- [SHORT TASK]: Find the word "Index" in the material below and gather every line that contains it.

- [ENTRIES]:
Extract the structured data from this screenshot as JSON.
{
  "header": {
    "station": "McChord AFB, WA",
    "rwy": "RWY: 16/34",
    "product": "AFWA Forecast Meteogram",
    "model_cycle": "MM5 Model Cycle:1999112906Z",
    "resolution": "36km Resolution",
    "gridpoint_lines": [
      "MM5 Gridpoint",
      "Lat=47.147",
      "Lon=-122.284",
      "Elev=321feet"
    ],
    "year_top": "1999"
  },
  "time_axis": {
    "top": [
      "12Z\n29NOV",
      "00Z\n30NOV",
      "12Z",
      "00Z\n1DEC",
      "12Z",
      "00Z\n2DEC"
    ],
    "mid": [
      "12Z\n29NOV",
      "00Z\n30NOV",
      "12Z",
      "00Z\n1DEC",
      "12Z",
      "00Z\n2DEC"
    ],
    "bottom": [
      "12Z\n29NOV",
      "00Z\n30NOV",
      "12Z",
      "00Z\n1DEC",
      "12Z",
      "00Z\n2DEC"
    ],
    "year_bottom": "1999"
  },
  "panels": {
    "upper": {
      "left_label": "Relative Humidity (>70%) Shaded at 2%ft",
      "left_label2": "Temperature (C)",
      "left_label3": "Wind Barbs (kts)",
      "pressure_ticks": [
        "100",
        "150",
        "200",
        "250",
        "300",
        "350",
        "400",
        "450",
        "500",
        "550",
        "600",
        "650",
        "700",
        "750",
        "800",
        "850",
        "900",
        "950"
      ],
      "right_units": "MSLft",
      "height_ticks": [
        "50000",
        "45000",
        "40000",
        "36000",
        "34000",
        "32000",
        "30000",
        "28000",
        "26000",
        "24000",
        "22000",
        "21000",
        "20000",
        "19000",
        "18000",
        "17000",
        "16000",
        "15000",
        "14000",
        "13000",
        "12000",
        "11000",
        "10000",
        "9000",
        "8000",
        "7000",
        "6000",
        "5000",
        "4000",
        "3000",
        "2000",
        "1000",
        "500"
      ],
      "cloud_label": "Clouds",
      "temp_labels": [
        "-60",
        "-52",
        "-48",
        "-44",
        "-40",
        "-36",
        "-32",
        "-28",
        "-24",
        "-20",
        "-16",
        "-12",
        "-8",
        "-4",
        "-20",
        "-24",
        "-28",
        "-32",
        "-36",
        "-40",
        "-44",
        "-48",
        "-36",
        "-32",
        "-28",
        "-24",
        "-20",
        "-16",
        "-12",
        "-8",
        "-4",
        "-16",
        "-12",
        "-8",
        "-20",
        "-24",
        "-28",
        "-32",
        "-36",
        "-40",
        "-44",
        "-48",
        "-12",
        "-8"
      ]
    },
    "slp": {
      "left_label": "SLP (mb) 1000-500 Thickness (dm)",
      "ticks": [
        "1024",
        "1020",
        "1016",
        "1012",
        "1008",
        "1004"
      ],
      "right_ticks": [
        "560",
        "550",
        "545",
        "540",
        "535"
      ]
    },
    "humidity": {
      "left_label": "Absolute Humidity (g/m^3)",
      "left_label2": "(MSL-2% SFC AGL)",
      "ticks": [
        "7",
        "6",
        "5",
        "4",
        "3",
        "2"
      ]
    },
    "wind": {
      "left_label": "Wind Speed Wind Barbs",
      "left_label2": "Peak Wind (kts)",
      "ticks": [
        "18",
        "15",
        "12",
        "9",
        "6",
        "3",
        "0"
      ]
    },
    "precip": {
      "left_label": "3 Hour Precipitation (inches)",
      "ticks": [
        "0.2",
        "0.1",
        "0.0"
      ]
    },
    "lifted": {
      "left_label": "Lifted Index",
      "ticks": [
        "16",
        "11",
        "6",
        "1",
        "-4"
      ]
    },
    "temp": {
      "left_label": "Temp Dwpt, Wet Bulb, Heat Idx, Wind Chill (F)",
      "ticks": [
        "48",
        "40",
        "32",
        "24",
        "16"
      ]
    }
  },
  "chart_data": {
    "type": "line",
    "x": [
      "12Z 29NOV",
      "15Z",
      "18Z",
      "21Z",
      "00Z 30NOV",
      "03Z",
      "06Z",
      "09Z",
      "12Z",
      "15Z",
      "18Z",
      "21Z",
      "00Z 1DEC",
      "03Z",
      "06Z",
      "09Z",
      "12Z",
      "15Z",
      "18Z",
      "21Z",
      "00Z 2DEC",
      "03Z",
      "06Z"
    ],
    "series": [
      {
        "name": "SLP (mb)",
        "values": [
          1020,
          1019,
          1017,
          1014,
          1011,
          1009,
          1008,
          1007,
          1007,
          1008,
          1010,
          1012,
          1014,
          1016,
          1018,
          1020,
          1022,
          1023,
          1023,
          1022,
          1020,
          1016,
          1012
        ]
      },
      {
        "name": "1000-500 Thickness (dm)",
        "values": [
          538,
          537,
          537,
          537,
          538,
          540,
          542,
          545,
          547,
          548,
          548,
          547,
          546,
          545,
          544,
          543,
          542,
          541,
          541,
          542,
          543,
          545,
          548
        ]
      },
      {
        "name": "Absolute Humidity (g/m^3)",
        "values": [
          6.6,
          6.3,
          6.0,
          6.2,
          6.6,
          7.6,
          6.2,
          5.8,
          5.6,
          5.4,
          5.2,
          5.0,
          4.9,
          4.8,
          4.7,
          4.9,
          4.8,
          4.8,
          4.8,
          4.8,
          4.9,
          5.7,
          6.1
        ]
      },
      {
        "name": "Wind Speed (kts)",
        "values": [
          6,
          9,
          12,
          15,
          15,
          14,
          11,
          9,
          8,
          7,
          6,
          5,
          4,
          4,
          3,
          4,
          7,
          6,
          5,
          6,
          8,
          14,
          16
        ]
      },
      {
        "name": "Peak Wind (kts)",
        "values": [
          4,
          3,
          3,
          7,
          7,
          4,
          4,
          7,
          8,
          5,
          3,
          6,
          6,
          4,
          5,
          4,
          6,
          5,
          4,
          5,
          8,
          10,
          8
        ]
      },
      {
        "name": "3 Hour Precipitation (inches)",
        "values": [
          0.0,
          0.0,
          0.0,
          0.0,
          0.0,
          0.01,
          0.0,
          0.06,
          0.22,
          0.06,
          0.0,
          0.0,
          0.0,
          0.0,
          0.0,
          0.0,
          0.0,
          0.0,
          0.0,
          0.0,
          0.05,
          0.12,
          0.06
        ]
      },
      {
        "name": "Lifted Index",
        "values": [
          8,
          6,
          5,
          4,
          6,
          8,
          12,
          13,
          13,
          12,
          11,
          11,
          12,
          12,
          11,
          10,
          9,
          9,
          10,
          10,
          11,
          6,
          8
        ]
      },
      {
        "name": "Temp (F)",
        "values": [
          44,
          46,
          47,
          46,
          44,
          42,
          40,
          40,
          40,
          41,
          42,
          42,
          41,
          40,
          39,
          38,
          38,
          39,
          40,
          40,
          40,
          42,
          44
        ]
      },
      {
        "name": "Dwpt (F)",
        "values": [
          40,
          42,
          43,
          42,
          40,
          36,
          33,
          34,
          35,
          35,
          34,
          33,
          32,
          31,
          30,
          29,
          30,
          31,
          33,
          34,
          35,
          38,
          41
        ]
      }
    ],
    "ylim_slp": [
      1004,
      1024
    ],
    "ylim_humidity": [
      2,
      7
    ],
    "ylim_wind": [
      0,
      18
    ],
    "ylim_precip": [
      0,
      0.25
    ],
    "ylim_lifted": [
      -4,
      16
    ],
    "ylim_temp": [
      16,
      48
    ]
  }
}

- [FINISHED ANSWER]:
      "left_label": "Lifted Index",
        "name": "Lifted Index",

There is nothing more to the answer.